◆ Required work
(1) According to the Simonyan biography, at which university did she study journalism?
(2) Update the Simonyan biography between "Her family owns" and "Kuban State University.", inclusive, replacing "restaurant" with "hotel".

◆ Excerpt provided
— BEGIN —

Margarita Simonovna Simonyan (; born 6 April 1980) is a Russian journalist. She is the editor-in-chief of the Russian state-controlled media organisations RT (formerly Russia Today) and Rossiya Segodnya. 

In 2022, Simonyan was sanctioned by the European Union as "a central figure of the Russian Government propaganda" responsible for "actions and policies which undermine the territorial integrity, sovereignty and independence of Ukraine". In January 2023, Ukraine imposed sanctions on Margarita for her support of 2022 Russian invasion of Ukraine.

Early life, family and education
Simonyan was born in the southern Russian city of Krasnodar, into an Armenian family. Both her parents are descendants of Armenian refugees from the Ottoman Empire. Her father's family, originally from Trabzon, settled in Crimea during the Armenian genocide of 1915.

During World War II, they were deported by Stalin's NKVD to the Urals along with thousands of other Hamshen Armenians. Her father was born in Yekaterinburg (Sverdlovsk). Her mother was born in Sochi to an Armenian family that had fled the massacres of the Armenians by the Turks in the late 19th century. Her two grandfathers were World War II veterans. 

Her family owns a restaurant in the town of Moldovka in Adlersky City District, Sochi. Simonyan has stated that she is from a working-class family and decided at an early age that she wanted to become a journalist, first working for the local newspaper, and then for a local television station while studying journalism at Kuban State University.

She spent a year as an exchange student in Bristol, New Hampshire, in 1995.

Career
Simonyan, as a correspondent, covered the Second Chechen War, and also serious flooding of the Krasnodar region, for her local television station, receiving an award for "professional courage". In 2002, she became a regional correspondent for Russia's national Rossiya television channel and covered the 2004 Beslan school hostage crisis.
Simonyan, one of the first correspondents to arrive at the scene, witnessed the killing of 334 people, 186 of them children. She told an interviewer "It was the worst thing that ever happened to me," and that she 'cried frequently' while trying to write about it. She then moved to Moscow where she joined the Russian pool of Kremlin reporters.

She was the first vice-president of the Russian National Association of TV and Radio Broadcasters and a member of the Civic Chamber of the Russian Federation. In 2010, her first book, Heading to Moscow! was published.

In late 2012 and early 2013, she was nicknamed the "bobroedka" because she was about to eat a beaver.

In 2018, Simonyan wrote the script for The Crimean Bridge. Made with Love!, a film directed by her husband, Keosayan. The film attracted scathing reviews, and was even the lowest-rated film on several film review aggregators, with Simonyan's script widely panned. Russian opposition politician Alexey Navalny released a video in March 2020, alleging serious corruption during the production of the film, with state funds intended for film production being siphoned off to Simonyan's relatives.

— END —

(Box annotation data)
— BEGIN —

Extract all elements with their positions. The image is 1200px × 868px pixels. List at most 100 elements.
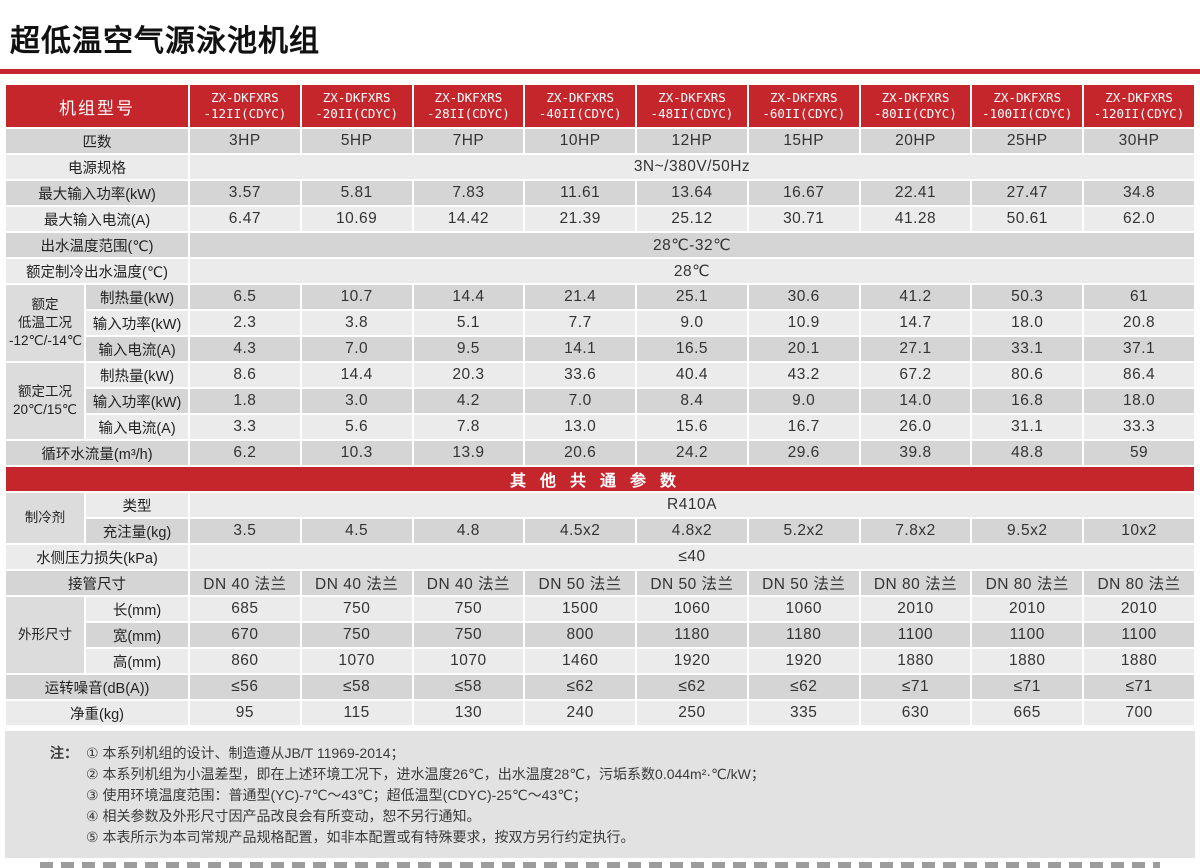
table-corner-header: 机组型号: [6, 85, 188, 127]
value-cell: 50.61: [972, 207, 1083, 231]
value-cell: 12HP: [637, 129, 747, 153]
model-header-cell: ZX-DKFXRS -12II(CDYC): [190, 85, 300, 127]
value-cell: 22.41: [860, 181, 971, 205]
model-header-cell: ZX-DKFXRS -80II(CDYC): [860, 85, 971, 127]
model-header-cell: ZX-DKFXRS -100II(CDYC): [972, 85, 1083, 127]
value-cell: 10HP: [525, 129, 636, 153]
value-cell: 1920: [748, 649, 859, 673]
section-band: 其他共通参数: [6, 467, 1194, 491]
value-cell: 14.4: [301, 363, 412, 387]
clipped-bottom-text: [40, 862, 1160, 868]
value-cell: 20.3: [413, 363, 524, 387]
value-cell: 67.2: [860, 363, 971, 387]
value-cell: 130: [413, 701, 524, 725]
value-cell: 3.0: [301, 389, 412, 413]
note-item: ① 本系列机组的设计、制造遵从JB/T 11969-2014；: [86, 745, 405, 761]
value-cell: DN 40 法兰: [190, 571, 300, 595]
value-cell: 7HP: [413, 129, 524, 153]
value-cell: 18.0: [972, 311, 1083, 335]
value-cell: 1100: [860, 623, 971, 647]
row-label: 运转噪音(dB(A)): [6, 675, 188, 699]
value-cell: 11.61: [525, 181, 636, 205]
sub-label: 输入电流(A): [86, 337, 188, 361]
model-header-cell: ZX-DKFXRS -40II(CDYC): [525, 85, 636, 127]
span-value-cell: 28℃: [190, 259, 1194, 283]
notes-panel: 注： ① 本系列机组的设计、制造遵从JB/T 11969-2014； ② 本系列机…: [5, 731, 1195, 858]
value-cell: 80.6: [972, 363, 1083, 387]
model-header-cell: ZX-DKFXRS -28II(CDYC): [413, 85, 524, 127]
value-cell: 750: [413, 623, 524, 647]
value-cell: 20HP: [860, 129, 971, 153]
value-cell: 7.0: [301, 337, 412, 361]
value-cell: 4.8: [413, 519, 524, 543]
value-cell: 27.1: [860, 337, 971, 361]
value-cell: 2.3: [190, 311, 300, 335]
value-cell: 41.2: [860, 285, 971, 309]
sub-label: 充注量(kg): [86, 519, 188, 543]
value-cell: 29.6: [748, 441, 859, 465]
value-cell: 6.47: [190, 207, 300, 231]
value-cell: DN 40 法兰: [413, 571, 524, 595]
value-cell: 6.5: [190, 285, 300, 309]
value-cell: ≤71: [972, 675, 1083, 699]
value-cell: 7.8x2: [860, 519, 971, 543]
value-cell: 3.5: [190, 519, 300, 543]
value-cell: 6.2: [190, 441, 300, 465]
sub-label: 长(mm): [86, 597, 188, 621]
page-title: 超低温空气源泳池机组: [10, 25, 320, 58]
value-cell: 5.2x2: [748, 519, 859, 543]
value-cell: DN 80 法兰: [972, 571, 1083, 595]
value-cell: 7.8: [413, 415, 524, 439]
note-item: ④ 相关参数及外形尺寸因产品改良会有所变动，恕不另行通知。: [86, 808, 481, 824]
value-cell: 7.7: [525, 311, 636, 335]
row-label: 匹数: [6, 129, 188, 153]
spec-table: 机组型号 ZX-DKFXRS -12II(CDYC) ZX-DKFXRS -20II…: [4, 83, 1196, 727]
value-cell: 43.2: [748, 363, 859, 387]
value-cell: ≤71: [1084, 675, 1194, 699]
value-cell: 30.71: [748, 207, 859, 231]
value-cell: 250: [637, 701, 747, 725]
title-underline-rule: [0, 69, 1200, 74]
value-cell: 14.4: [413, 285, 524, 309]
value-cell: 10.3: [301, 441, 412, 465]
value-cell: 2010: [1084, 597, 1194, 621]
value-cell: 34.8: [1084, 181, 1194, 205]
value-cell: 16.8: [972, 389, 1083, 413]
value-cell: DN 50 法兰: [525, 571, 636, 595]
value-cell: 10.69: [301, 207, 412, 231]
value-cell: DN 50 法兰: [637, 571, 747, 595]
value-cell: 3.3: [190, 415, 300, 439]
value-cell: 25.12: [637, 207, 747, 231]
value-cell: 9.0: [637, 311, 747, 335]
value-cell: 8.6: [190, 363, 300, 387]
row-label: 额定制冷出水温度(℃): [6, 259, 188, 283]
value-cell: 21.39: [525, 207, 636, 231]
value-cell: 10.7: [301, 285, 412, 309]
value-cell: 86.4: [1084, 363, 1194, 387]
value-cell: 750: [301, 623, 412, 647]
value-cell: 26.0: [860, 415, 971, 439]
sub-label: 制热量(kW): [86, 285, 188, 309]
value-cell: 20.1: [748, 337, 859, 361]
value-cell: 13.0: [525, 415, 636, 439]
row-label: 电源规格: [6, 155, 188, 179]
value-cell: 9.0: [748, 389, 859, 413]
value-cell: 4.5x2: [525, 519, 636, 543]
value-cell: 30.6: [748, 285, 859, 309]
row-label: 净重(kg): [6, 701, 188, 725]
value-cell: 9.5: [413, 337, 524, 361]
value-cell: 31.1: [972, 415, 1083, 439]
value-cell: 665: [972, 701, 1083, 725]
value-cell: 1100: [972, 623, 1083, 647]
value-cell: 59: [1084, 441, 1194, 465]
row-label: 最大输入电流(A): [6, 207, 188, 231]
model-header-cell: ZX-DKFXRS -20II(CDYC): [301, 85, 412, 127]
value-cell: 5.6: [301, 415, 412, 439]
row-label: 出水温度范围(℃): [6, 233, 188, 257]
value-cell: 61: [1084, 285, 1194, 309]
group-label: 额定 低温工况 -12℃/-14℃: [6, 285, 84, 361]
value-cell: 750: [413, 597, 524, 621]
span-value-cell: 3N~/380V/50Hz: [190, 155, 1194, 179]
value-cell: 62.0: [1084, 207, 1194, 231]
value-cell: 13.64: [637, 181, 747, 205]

— END —
— BEGIN —

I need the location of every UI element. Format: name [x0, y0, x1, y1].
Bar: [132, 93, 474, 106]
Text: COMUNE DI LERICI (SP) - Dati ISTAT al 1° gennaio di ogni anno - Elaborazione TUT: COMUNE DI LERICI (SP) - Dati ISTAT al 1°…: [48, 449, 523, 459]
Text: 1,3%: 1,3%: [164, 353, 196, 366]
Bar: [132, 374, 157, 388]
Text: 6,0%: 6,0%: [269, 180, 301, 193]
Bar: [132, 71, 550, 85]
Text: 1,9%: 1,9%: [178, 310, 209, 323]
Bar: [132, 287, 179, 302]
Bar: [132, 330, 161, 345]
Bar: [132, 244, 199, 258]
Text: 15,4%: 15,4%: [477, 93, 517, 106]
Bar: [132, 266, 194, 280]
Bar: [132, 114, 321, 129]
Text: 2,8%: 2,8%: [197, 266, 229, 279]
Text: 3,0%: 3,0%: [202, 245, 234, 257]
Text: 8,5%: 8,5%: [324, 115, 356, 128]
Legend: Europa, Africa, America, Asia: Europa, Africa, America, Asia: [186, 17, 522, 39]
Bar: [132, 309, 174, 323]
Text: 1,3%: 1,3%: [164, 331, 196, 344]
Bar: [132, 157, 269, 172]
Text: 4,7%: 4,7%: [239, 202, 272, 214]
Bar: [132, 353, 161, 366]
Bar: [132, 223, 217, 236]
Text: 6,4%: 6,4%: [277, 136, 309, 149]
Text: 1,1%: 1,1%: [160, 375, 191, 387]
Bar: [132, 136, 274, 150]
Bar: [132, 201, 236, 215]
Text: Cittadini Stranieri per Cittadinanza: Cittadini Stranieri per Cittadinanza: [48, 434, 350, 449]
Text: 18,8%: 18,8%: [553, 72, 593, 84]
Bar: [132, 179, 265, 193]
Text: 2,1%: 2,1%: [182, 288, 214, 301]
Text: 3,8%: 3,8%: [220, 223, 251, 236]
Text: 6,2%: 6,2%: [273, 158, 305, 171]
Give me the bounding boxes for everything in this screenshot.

— END —

◆ The replies
(1) Kuban State University

(2)
Her family owns a hotel in the town of Moldovka in Adlersky City District, Sochi. Simonyan has stated that she is from a working-class family and decided at an early age that she wanted to become a journalist, first working for the local newspaper, and then for a local television station while studying journalism at Kuban State University.